+++ DATASET ENTRIES +++
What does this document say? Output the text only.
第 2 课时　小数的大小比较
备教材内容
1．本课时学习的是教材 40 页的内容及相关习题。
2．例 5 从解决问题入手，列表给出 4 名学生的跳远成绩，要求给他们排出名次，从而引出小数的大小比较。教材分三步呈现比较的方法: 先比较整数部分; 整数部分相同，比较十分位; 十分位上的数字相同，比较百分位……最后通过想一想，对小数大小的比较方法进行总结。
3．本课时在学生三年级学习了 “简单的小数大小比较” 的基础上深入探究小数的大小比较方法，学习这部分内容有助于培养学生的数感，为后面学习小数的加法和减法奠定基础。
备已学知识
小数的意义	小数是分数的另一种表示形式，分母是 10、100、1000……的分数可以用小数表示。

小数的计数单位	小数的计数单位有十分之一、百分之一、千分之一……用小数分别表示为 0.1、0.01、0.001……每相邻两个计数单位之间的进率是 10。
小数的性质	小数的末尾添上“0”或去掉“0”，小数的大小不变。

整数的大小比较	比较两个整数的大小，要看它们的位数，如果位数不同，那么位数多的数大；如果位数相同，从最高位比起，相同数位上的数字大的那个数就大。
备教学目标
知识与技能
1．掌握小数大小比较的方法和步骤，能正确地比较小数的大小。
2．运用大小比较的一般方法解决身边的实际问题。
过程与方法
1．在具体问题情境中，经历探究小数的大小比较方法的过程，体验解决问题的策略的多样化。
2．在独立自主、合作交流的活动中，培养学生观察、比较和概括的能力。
+++
TO DO — Go through the entries and repeat each one exactly.

WRITTEN SOLUTION —
What does this document say? Output the text only.
第 2 课时　小数的大小比较
备教材内容
1．本课时学习的是教材 40 页的内容及相关习题。
2．例 5 从解决问题入手，列表给出 4 名学生的跳远成绩，要求给他们排出名次，从而引出小数的大小比较。教材分三步呈现比较的方法: 先比较整数部分; 整数部分相同，比较十分位; 十分位上的数字相同，比较百分位……最后通过想一想，对小数大小的比较方法进行总结。
3．本课时在学生三年级学习了 “简单的小数大小比较” 的基础上深入探究小数的大小比较方法，学习这部分内容有助于培养学生的数感，为后面学习小数的加法和减法奠定基础。
备已学知识
小数的意义	小数是分数的另一种表示形式，分母是 10、100、1000……的分数可以用小数表示。

小数的计数单位	小数的计数单位有十分之一、百分之一、千分之一……用小数分别表示为 0.1、0.01、0.001……每相邻两个计数单位之间的进率是 10。
小数的性质	小数的末尾添上“0”或去掉“0”，小数的大小不变。

整数的大小比较	比较两个整数的大小，要看它们的位数，如果位数不同，那么位数多的数大；如果位数相同，从最高位比起，相同数位上的数字大的那个数就大。
备教学目标
知识与技能
1．掌握小数大小比较的方法和步骤，能正确地比较小数的大小。
2．运用大小比较的一般方法解决身边的实际问题。
过程与方法
1．在具体问题情境中，经历探究小数的大小比较方法的过程，体验解决问题的策略的多样化。
2．在独立自主、合作交流的活动中，培养学生观察、比较和概括的能力。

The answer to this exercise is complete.